BEGIN GIVEN DATA

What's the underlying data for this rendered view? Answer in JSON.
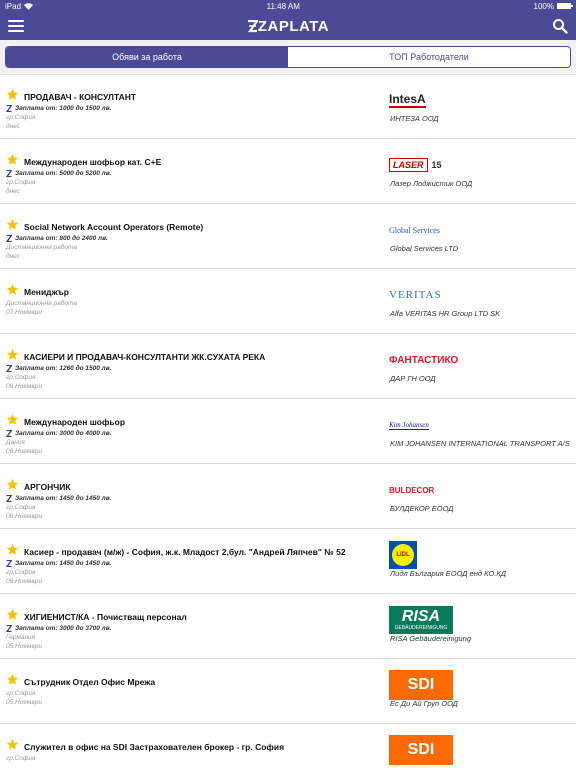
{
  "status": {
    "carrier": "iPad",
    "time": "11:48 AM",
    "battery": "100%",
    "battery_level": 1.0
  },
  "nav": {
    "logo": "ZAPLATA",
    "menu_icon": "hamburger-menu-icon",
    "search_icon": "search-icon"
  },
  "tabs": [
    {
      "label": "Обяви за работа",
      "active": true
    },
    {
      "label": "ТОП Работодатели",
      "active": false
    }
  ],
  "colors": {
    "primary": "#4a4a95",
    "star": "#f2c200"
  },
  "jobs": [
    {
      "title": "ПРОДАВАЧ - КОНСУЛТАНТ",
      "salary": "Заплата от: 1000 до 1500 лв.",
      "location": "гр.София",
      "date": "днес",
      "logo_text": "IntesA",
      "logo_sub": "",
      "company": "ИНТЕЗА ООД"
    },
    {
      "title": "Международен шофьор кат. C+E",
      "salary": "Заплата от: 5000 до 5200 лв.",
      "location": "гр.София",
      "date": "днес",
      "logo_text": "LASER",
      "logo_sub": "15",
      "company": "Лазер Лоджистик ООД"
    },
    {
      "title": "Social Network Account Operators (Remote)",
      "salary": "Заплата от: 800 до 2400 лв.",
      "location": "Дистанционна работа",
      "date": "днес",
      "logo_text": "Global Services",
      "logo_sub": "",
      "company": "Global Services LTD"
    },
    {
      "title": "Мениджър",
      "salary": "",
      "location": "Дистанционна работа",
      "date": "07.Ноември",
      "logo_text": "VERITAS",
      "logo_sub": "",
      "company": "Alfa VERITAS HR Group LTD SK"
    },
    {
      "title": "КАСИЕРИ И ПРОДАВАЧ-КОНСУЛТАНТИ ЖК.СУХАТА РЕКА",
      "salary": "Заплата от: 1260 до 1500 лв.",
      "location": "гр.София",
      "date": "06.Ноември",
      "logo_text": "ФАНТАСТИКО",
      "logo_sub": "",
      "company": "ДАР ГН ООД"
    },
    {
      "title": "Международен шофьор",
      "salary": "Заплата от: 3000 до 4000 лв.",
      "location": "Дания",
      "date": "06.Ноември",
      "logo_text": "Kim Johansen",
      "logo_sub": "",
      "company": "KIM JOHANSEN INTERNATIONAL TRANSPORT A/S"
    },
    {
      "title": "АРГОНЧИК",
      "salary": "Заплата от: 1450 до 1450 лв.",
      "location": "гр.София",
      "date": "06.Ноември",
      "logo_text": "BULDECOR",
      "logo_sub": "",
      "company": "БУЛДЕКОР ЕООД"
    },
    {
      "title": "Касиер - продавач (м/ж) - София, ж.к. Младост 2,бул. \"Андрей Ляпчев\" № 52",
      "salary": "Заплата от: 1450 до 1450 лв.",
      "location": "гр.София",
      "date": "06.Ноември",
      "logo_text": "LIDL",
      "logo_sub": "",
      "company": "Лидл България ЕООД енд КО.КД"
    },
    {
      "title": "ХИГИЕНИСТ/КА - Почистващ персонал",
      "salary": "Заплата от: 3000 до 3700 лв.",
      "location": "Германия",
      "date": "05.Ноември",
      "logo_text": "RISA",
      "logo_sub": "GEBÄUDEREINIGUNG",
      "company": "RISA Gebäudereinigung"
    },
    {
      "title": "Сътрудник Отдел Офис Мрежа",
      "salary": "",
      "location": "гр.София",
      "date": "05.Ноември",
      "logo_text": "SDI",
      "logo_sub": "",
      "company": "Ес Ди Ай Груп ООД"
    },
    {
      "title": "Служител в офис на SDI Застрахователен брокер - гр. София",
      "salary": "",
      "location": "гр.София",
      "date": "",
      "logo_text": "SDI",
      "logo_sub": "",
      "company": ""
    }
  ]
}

END GIVEN DATA

WRITTEN REQUEST -> From the data, list each line in which the string "RISA" appears.

RESULT BELOW ->
      "logo_text": "RISA",
      "company": "RISA Gebäudereinigung"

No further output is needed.